_Stated problem_
Search the material for the string "knowledge", then return every line where it is found.

_Data records_
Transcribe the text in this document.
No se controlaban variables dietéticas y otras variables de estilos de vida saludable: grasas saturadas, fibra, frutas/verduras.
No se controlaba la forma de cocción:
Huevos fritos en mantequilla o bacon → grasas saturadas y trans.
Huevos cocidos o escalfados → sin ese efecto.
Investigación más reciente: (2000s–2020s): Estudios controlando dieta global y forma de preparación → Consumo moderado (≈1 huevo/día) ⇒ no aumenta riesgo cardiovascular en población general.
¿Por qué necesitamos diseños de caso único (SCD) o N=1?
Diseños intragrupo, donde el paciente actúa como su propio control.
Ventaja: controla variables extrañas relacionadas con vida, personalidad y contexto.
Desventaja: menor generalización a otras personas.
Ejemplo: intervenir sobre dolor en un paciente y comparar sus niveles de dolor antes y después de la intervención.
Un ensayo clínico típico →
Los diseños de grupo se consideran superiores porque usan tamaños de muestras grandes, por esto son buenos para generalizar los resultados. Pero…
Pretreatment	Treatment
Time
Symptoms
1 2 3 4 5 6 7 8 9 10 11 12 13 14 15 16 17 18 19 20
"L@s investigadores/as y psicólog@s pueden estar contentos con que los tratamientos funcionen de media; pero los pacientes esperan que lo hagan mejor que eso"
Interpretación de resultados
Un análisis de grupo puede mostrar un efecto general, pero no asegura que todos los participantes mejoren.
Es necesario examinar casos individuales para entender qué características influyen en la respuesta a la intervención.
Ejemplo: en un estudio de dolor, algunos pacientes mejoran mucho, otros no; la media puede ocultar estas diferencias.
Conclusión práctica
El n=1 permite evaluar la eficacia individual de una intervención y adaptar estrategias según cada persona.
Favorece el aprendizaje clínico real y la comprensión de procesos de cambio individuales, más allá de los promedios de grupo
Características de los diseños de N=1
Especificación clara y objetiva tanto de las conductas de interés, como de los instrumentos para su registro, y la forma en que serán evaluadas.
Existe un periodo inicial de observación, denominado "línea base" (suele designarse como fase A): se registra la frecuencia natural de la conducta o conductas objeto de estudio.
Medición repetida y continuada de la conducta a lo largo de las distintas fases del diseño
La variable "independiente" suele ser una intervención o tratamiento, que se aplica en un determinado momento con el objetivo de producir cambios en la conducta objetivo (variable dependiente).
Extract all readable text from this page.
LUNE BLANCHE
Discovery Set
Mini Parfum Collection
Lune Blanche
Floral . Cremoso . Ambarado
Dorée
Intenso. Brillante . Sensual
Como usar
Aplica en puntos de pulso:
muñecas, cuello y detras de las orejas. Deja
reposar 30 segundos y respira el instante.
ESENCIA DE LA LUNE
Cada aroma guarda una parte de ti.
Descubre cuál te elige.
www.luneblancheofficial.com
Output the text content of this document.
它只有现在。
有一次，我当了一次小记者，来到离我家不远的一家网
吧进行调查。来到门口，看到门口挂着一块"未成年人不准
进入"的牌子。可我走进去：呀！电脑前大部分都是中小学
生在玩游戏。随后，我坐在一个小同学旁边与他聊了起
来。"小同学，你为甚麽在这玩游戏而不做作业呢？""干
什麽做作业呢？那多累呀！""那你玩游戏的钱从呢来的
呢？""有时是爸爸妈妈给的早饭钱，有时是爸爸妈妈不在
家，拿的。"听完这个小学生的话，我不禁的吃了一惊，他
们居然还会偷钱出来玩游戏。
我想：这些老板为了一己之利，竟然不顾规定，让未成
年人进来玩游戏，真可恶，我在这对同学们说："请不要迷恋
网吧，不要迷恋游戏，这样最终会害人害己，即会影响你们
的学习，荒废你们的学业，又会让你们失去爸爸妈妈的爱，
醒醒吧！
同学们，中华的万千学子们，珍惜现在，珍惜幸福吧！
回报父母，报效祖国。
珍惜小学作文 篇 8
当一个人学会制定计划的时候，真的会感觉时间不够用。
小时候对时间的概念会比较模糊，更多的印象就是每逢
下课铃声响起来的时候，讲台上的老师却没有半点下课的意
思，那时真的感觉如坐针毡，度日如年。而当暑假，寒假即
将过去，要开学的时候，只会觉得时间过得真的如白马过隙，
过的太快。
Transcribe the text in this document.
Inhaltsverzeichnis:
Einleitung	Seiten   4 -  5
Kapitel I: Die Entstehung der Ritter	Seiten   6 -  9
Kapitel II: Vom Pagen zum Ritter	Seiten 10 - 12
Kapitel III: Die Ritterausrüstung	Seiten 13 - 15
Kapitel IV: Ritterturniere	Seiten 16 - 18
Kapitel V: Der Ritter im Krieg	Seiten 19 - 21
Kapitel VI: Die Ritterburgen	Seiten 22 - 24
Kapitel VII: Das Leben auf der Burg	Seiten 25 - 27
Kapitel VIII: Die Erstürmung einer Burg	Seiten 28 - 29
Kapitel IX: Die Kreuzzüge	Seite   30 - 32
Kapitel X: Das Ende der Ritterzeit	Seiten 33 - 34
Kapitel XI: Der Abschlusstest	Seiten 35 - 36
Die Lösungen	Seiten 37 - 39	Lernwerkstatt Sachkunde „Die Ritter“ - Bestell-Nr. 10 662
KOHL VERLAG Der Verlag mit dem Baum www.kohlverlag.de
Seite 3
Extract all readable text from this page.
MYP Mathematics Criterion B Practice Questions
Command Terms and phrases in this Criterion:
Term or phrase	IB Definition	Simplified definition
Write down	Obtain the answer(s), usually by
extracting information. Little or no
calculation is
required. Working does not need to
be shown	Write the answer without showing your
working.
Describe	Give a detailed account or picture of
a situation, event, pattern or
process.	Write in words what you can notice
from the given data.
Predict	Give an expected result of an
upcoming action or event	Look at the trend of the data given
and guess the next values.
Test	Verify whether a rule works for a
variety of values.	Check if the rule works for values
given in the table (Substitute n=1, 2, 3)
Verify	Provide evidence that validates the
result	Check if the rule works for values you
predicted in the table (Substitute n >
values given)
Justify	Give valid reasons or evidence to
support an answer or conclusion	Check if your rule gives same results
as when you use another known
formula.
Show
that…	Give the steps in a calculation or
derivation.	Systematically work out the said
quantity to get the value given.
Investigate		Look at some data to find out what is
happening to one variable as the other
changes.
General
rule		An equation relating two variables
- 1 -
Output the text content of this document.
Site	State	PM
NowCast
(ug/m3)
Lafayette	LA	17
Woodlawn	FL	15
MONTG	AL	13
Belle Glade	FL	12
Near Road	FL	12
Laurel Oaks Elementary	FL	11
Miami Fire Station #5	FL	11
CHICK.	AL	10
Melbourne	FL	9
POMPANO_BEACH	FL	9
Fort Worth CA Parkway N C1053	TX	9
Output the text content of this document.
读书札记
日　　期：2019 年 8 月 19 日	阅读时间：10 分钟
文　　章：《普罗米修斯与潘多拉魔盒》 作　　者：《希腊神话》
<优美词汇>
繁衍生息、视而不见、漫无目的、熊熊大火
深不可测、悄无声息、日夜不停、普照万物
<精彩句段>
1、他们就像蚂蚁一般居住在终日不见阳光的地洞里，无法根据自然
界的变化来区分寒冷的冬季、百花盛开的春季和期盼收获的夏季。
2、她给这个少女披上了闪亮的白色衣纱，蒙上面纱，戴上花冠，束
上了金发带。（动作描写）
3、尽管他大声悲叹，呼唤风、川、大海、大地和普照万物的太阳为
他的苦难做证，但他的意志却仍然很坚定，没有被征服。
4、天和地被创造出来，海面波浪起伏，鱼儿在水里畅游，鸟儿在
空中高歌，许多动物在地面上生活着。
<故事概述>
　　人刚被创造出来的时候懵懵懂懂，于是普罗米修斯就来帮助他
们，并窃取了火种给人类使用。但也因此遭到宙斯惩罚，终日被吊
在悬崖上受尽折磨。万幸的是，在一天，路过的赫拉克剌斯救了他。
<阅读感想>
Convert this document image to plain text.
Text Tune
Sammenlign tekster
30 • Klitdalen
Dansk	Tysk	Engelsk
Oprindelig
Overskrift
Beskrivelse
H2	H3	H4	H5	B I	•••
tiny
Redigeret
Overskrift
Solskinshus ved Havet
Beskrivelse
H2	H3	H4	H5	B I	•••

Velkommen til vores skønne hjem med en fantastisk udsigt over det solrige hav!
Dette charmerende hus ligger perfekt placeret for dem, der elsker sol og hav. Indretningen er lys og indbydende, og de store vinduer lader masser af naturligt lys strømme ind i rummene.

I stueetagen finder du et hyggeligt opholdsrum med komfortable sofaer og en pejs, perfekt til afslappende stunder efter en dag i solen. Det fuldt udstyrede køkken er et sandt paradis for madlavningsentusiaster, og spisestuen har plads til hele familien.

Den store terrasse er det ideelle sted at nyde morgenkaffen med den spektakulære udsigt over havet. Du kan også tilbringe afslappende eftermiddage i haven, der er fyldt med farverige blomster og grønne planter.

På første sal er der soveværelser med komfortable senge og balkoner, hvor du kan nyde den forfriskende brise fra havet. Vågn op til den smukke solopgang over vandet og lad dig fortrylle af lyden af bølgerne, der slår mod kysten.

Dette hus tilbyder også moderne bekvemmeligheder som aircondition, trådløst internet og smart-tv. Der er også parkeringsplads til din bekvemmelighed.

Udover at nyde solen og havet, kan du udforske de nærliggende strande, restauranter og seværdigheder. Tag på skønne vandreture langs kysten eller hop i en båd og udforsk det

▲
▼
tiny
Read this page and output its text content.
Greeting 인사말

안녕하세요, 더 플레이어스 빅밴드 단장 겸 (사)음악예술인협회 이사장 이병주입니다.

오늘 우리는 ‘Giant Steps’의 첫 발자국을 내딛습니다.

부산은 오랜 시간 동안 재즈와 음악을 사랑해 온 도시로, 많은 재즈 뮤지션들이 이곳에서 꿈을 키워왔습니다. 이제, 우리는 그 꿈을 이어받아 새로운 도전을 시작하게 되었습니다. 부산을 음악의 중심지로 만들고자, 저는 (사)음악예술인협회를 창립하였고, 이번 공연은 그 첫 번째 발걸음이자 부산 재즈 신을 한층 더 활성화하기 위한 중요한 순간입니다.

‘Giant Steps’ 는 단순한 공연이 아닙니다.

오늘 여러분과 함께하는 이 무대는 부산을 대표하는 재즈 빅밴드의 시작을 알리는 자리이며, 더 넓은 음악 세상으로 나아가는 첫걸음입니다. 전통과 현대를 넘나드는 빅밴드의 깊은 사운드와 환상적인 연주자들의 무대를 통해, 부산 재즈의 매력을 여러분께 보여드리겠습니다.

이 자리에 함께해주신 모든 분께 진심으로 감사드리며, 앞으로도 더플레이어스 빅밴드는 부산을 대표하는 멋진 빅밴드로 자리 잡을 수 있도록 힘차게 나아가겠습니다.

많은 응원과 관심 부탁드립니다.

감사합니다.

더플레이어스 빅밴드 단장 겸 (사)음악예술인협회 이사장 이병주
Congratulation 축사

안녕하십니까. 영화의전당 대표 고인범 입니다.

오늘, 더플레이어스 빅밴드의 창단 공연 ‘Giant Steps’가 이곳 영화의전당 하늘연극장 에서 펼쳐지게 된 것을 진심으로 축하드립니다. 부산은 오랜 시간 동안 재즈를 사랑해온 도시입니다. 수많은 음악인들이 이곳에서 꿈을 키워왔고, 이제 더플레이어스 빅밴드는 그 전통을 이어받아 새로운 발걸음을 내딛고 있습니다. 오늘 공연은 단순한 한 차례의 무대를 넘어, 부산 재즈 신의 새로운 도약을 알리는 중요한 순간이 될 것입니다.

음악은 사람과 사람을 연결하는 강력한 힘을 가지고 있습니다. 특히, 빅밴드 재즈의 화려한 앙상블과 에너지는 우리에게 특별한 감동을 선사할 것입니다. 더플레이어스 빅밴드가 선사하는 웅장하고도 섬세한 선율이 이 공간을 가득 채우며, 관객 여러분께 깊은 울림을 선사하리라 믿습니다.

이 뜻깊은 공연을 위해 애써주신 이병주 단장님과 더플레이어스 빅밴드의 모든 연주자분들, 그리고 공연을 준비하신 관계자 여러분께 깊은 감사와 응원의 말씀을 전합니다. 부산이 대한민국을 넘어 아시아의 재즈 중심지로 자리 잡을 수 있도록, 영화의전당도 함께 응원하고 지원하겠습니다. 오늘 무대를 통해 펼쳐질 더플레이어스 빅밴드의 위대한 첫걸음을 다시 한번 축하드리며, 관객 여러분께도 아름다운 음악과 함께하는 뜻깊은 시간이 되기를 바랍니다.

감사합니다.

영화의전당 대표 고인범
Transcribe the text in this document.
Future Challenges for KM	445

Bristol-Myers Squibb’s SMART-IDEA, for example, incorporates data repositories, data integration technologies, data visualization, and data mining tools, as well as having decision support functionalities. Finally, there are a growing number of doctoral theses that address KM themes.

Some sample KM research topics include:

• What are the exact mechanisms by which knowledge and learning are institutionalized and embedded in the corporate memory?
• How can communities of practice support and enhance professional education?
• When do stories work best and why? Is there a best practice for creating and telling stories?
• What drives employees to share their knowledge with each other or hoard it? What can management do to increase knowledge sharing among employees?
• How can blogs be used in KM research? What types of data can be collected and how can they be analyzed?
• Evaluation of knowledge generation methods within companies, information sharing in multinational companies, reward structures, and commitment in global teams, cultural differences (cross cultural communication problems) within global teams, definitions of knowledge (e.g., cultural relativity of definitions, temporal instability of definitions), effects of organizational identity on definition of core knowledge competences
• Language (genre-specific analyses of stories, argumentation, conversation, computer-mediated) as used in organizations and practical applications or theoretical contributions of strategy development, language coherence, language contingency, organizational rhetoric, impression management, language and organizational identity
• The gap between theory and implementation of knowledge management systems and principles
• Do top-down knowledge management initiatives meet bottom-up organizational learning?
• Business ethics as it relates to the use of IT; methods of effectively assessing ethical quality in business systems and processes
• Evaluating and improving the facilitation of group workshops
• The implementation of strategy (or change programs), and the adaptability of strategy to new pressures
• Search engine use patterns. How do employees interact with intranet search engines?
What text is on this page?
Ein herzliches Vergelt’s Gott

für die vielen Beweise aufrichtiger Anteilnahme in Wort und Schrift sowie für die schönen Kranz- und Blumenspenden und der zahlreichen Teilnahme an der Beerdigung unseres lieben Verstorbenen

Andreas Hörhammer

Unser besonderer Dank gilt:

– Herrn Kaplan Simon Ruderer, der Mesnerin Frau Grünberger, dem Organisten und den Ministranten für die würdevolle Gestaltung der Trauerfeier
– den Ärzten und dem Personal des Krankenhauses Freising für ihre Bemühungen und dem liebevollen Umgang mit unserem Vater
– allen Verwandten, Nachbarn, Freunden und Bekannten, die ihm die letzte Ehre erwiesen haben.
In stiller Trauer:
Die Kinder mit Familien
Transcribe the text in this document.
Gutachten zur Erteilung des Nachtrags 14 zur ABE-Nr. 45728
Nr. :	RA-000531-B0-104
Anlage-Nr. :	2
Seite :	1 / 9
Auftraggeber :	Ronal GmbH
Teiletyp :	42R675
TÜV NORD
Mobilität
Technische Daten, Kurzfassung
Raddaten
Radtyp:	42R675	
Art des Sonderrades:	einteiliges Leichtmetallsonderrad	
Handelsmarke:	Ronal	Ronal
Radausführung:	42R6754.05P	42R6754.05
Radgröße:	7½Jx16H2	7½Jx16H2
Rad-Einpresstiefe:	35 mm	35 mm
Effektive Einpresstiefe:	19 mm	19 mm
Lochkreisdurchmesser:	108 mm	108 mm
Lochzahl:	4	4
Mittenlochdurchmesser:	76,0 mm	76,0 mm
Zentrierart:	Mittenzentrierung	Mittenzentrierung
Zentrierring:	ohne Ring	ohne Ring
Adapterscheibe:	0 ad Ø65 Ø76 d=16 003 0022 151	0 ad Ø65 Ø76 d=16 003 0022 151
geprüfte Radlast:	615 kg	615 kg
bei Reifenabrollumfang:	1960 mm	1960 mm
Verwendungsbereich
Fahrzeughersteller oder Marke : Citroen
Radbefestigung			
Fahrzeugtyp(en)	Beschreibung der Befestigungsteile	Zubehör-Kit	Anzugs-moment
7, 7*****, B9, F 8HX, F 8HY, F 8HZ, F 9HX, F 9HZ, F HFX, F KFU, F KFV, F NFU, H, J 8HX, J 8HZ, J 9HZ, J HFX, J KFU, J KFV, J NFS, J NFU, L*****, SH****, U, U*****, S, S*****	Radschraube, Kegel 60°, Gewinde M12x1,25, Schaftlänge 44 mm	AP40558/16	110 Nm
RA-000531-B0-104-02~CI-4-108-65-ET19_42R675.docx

_The answer_
• What are the exact mechanisms by which knowledge and learning are institutionalized and embedded in the corporate memory?
• What drives employees to share their knowledge with each other or hoard it? What can management do to increase knowledge sharing among employees?
• Evaluation of knowledge generation methods within companies, information sharing in multinational companies, reward structures, and commitment in global teams, cultural differences (cross cultural communication problems) within global teams, definitions of knowledge (e.g., cultural relativity of definitions, temporal instability of definitions), effects of organizational identity on definition of core knowledge competences
• The gap between theory and implementation of knowledge management systems and principles
• Do top-down knowledge management initiatives meet bottom-up organizational learning?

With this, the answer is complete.